__Data excerpts__:
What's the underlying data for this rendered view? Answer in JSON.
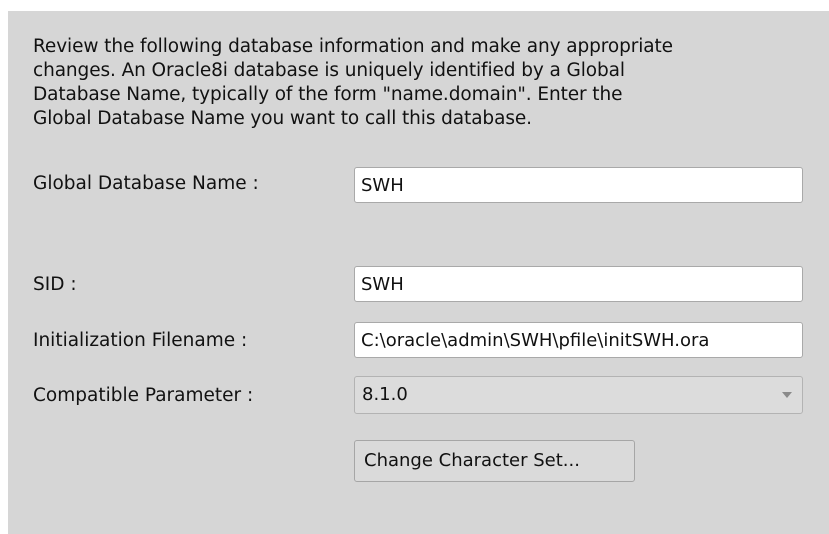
{
  "intro": {
    "text": "Review the following database information and make any appropriate\nchanges.  An Oracle8i database is uniquely identified by a Global\nDatabase Name, typically of the form \"name.domain\".  Enter the\nGlobal Database Name you want to call this database."
  },
  "fields": {
    "global_db_name": {
      "label": "Global Database Name :",
      "value": "SWH"
    },
    "sid": {
      "label": "SID :",
      "value": "SWH"
    },
    "init_filename": {
      "label": "Initialization Filename :",
      "value": "C:\\oracle\\admin\\SWH\\pfile\\initSWH.ora"
    },
    "compatible_param": {
      "label": "Compatible Parameter :",
      "selected": "8.1.0",
      "icon": "chevron-down-icon"
    }
  },
  "buttons": {
    "change_charset": "Change Character Set..."
  },
  "colors": {
    "panel_background": "#d6d6d6",
    "field_background": "#ffffff",
    "combo_background": "#dcdcdc"
  }
}
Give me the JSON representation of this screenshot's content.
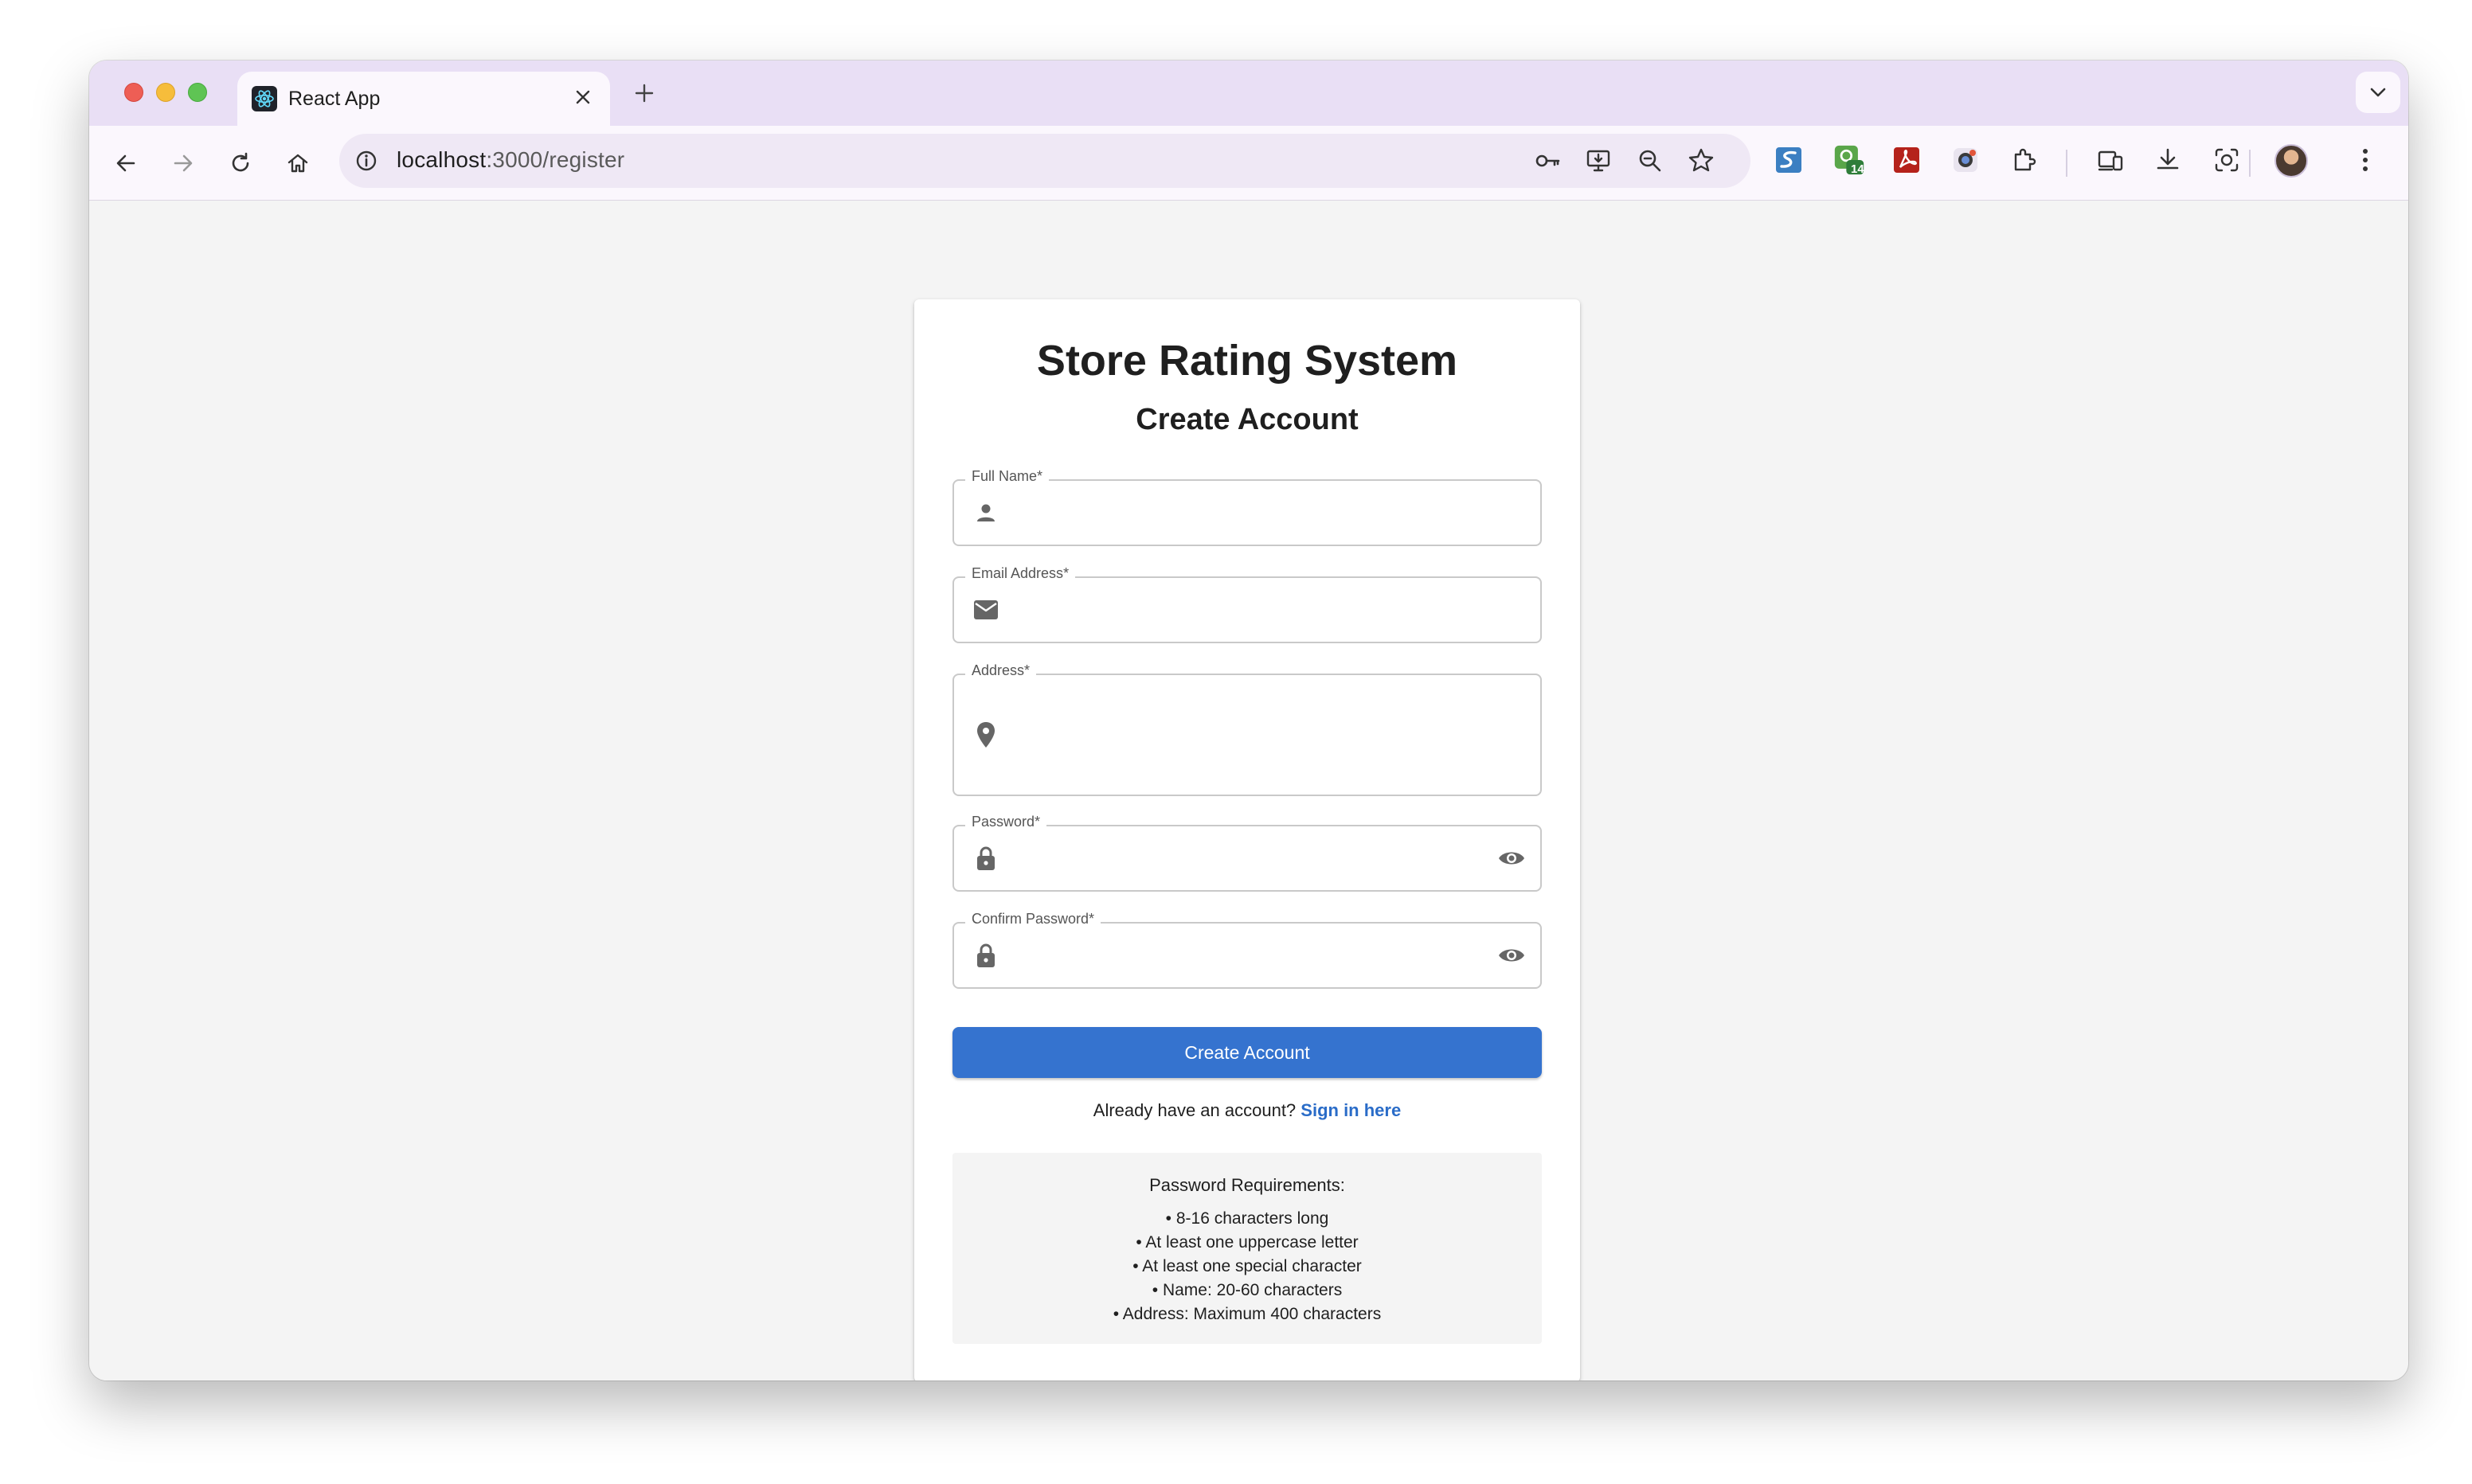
{
  "browser": {
    "tab_title": "React App",
    "url_host": "localhost",
    "url_path": ":3000/register",
    "extension_badge": "14"
  },
  "page": {
    "title": "Store Rating System",
    "subtitle": "Create Account",
    "fields": {
      "full_name": {
        "label": "Full Name",
        "required": "*",
        "value": ""
      },
      "email": {
        "label": "Email Address",
        "required": "*",
        "value": ""
      },
      "address": {
        "label": "Address",
        "required": "*",
        "value": ""
      },
      "password": {
        "label": "Password",
        "required": "*",
        "value": ""
      },
      "confirm_password": {
        "label": "Confirm Password",
        "required": "*",
        "value": ""
      }
    },
    "submit_label": "Create Account",
    "signin_prompt": "Already have an account?",
    "signin_link": "Sign in here",
    "requirements": {
      "title": "Password Requirements:",
      "items": [
        "• 8-16 characters long",
        "• At least one uppercase letter",
        "• At least one special character",
        "• Name: 20-60 characters",
        "• Address: Maximum 400 characters"
      ]
    }
  },
  "colors": {
    "primary": "#3573cf",
    "link": "#2a6cc8",
    "tabstrip": "#e9dff5",
    "page_bg": "#f4f4f4"
  },
  "icons": {
    "full_name": "person-icon",
    "email": "mail-icon",
    "address": "location-pin-icon",
    "password": "lock-icon",
    "visibility": "eye-icon"
  }
}
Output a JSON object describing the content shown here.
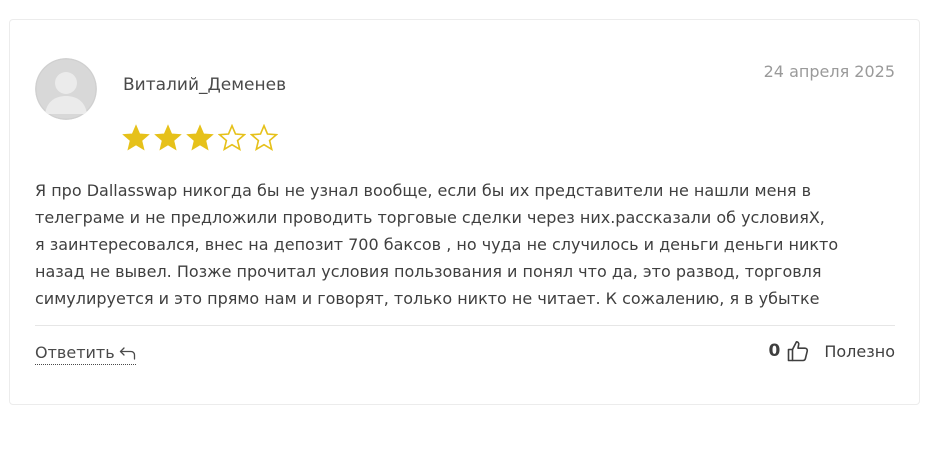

__The task__: Using the listing above, show each line holding the string "here".

__Answer__:
    "signin_link": "Sign in here",
Output a JSON object describing the content shown here.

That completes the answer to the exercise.